◆ **To be done**: Write out the complete material exactly as it stands.

--- START Stored records ---

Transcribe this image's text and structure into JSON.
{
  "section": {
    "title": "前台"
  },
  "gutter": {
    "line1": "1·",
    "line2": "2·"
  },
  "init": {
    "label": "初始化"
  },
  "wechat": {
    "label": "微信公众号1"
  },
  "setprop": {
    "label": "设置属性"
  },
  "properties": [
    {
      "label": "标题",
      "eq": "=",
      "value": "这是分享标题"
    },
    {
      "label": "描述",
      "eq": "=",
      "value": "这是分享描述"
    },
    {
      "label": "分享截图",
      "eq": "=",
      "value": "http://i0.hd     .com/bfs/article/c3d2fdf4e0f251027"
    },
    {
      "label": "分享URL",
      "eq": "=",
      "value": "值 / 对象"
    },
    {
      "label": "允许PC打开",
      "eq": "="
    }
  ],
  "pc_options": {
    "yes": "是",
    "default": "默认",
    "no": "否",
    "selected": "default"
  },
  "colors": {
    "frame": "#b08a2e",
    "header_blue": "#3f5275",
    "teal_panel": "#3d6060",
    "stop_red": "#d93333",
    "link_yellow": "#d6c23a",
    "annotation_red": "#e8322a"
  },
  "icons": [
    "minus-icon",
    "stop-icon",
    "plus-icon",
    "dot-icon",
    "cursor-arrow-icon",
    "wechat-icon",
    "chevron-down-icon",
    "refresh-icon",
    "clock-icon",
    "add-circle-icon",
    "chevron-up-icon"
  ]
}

--- END Stored records ---

◆ **Reply to the exercise**:
Transcribe this image's text and structure into JSON.
{
  "section": {
    "title": "前台"
  },
  "gutter": {
    "line1": "1·",
    "line2": "2·"
  },
  "init": {
    "label": "初始化"
  },
  "wechat": {
    "label": "微信公众号1"
  },
  "setprop": {
    "label": "设置属性"
  },
  "properties": [
    {
      "label": "标题",
      "eq": "=",
      "value": "这是分享标题"
    },
    {
      "label": "描述",
      "eq": "=",
      "value": "这是分享描述"
    },
    {
      "label": "分享截图",
      "eq": "=",
      "value": "http://i0.hd     .com/bfs/article/c3d2fdf4e0f251027"
    },
    {
      "label": "分享URL",
      "eq": "=",
      "value": "值 / 对象"
    },
    {
      "label": "允许PC打开",
      "eq": "="
    }
  ],
  "pc_options": {
    "yes": "是",
    "default": "默认",
    "no": "否",
    "selected": "default"
  },
  "colors": {
    "frame": "#b08a2e",
    "header_blue": "#3f5275",
    "teal_panel": "#3d6060",
    "stop_red": "#d93333",
    "link_yellow": "#d6c23a",
    "annotation_red": "#e8322a"
  },
  "icons": [
    "minus-icon",
    "stop-icon",
    "plus-icon",
    "dot-icon",
    "cursor-arrow-icon",
    "wechat-icon",
    "chevron-down-icon",
    "refresh-icon",
    "clock-icon",
    "add-circle-icon",
    "chevron-up-icon"
  ]
}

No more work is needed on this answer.